━━━━━ PROVIDED MATERIAL

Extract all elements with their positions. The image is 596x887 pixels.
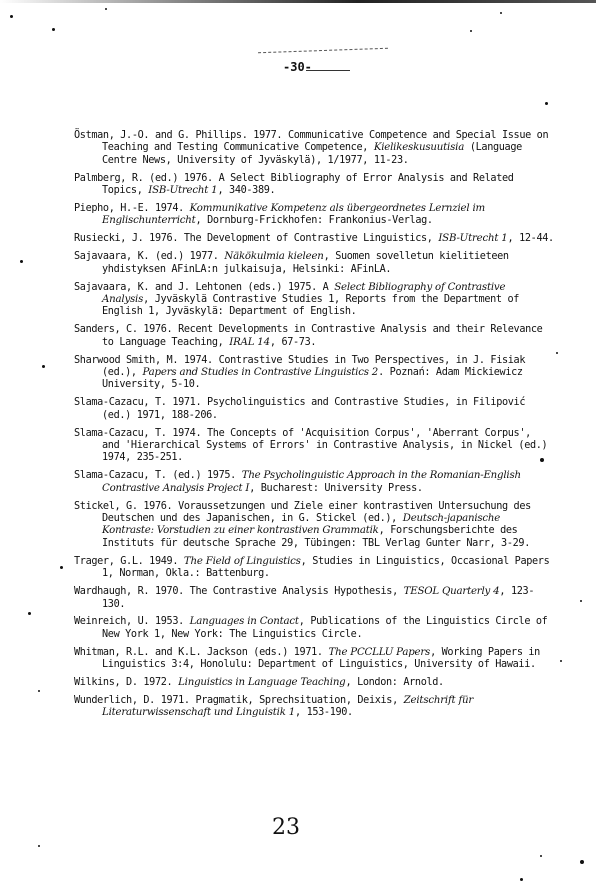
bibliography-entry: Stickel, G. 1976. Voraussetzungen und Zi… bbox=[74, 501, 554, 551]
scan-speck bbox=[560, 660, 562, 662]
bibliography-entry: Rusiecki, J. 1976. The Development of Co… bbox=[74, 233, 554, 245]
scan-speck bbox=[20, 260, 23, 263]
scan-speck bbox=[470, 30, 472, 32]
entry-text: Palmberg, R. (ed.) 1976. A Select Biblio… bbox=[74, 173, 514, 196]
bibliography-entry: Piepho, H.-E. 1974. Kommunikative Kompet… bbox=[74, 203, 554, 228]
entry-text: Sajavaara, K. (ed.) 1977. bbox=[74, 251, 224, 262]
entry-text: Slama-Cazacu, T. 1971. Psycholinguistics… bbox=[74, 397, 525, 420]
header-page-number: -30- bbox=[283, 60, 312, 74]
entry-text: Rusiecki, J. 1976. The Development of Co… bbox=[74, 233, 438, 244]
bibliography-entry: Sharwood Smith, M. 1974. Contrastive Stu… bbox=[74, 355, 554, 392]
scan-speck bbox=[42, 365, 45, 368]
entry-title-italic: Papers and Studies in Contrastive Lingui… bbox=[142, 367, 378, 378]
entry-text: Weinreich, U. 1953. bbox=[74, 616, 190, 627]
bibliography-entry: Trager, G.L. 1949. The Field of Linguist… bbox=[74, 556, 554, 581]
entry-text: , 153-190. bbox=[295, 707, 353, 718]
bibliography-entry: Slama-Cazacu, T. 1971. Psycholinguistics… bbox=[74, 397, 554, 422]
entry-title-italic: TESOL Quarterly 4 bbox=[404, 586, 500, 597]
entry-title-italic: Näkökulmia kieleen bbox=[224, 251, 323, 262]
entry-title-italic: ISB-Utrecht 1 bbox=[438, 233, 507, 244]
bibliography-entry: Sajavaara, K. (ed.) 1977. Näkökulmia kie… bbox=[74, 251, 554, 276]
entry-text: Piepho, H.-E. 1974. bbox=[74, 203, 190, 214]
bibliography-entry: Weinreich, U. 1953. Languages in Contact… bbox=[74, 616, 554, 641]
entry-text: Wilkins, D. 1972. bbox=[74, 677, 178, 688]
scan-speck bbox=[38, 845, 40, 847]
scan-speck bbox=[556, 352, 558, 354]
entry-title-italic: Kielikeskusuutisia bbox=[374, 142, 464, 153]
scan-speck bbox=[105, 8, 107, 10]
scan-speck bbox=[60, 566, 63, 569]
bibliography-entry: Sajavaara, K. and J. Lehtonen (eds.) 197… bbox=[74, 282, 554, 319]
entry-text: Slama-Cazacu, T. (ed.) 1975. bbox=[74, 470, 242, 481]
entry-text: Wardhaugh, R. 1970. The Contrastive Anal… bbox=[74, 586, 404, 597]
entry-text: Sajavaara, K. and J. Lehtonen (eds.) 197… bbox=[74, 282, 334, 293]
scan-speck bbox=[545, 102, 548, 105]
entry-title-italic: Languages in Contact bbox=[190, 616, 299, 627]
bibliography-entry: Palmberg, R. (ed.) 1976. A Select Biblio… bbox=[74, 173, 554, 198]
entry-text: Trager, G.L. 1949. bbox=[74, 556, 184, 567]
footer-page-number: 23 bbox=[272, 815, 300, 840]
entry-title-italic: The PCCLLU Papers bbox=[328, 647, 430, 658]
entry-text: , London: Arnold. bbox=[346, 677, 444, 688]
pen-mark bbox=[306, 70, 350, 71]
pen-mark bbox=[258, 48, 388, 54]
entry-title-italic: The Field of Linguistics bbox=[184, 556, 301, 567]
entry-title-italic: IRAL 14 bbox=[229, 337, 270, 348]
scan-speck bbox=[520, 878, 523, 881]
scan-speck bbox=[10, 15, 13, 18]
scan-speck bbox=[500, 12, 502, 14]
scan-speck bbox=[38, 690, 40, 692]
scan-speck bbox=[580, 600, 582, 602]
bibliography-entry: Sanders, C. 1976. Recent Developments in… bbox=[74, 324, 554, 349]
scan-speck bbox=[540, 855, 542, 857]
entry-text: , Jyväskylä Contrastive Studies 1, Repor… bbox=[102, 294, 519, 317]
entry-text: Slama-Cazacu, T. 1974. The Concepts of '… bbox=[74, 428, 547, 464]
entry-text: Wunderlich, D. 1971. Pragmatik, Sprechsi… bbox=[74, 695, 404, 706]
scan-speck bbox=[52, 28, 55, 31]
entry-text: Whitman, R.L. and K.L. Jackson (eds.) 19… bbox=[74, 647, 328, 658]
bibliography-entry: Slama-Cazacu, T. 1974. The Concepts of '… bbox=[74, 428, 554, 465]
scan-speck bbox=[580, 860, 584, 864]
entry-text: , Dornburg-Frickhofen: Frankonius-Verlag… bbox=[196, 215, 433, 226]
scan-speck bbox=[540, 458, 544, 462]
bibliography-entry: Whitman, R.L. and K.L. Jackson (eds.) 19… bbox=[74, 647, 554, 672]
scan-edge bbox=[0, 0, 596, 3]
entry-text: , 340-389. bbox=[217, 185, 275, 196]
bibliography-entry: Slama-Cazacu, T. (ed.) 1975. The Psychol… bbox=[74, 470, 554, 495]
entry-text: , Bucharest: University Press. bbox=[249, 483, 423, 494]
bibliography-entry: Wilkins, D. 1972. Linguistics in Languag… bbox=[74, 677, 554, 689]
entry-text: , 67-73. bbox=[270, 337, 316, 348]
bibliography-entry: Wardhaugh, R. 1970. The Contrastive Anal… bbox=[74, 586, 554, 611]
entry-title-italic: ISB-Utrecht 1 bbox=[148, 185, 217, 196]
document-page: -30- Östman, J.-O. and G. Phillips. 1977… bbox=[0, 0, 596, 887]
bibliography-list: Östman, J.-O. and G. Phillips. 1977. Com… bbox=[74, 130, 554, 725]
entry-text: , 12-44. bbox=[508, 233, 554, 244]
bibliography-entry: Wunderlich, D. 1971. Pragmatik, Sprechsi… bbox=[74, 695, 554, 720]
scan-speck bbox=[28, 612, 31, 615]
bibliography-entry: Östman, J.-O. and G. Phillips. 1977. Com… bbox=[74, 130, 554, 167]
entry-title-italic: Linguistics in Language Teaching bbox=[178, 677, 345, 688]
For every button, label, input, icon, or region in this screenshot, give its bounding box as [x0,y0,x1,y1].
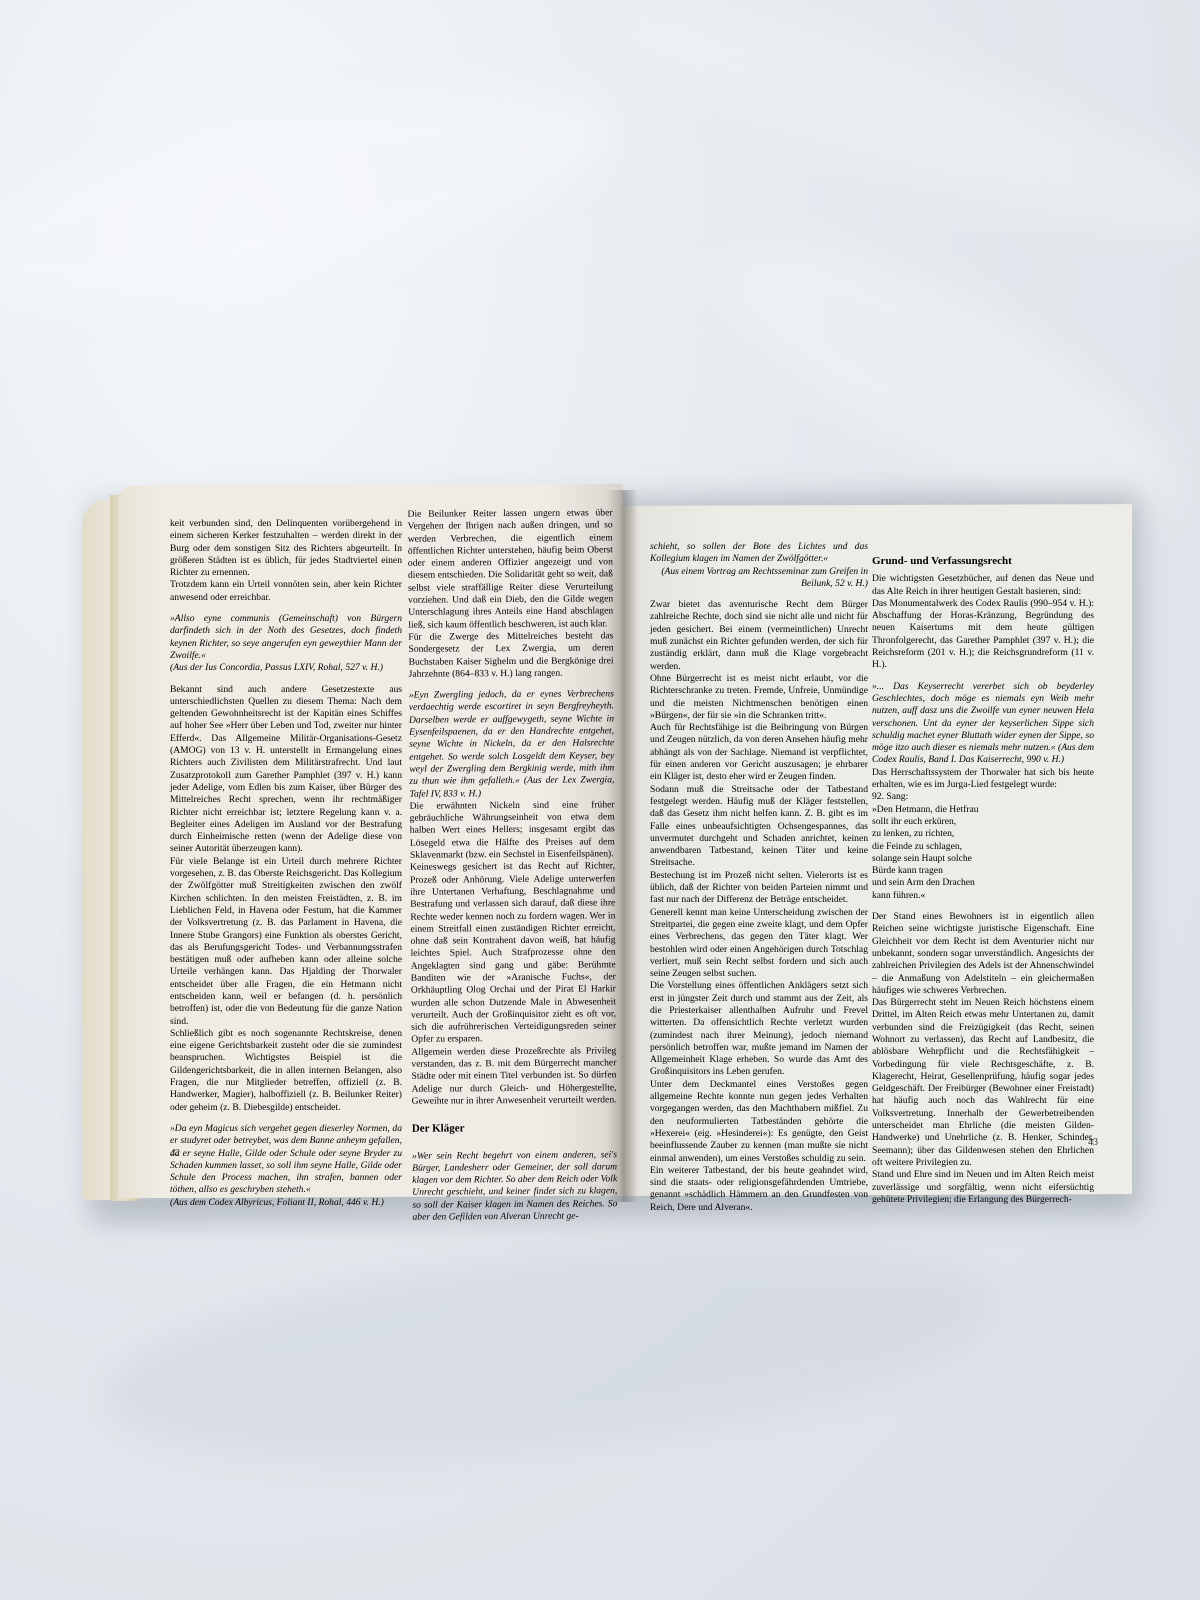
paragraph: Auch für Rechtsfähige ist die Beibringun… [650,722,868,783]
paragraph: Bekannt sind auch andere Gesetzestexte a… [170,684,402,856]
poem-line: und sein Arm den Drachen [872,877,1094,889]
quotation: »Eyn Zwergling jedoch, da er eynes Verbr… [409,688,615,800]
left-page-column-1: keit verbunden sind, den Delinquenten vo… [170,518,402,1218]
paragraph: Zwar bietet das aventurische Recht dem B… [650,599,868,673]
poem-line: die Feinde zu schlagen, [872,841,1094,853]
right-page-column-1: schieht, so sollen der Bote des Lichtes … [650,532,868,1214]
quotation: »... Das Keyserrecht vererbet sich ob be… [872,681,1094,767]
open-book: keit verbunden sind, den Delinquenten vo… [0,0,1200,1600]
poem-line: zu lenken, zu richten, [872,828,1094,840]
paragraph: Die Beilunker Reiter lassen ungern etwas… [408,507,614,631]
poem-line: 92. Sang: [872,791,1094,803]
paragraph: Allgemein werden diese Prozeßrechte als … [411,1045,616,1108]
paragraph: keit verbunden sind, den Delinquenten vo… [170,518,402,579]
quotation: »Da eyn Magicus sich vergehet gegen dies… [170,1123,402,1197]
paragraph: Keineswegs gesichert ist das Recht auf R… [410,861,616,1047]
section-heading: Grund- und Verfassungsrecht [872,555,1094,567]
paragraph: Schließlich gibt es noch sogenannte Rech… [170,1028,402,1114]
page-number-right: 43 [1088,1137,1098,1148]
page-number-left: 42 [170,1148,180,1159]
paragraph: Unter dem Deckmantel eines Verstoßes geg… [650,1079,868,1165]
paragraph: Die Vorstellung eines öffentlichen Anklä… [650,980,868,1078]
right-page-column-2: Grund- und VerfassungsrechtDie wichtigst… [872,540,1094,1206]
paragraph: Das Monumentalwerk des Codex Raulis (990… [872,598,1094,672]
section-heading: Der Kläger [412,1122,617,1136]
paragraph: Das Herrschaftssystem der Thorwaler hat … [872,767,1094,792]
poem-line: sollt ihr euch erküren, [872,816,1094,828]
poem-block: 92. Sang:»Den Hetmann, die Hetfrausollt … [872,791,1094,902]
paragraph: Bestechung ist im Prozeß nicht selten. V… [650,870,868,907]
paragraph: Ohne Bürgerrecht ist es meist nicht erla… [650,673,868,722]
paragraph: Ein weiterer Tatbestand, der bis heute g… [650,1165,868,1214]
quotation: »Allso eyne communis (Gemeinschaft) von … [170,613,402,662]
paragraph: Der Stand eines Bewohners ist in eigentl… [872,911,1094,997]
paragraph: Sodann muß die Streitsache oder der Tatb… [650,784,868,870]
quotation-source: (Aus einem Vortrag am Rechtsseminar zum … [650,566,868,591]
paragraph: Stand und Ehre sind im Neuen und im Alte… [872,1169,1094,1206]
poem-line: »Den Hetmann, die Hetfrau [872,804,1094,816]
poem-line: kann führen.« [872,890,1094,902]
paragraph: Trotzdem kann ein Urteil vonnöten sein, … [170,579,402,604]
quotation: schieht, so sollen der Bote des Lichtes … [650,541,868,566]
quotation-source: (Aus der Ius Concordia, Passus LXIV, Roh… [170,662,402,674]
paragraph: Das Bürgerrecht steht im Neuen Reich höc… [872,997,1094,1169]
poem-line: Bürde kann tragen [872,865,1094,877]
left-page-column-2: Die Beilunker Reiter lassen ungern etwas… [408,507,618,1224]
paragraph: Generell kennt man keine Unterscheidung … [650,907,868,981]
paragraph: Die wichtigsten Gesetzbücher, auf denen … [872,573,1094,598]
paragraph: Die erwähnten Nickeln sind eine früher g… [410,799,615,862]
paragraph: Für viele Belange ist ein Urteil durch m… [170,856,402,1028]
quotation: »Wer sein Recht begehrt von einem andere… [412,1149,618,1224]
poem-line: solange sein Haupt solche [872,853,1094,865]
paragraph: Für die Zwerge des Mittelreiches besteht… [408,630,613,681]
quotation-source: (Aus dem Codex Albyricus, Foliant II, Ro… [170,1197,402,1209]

━━━━━━━━━━

> [AIM]: Return each line of the data above that contains the string "Psycholinguistics". Case counts: match capital and lowercase letters as given.

> [COMPLETED EXERCISE]:
entry-text: Slama-Cazacu, T. 1971. Psycholinguistics… bbox=[74, 397, 525, 420]
bibliography-entry: Slama-Cazacu, T. 1971. Psycholinguistics… bbox=[74, 397, 554, 422]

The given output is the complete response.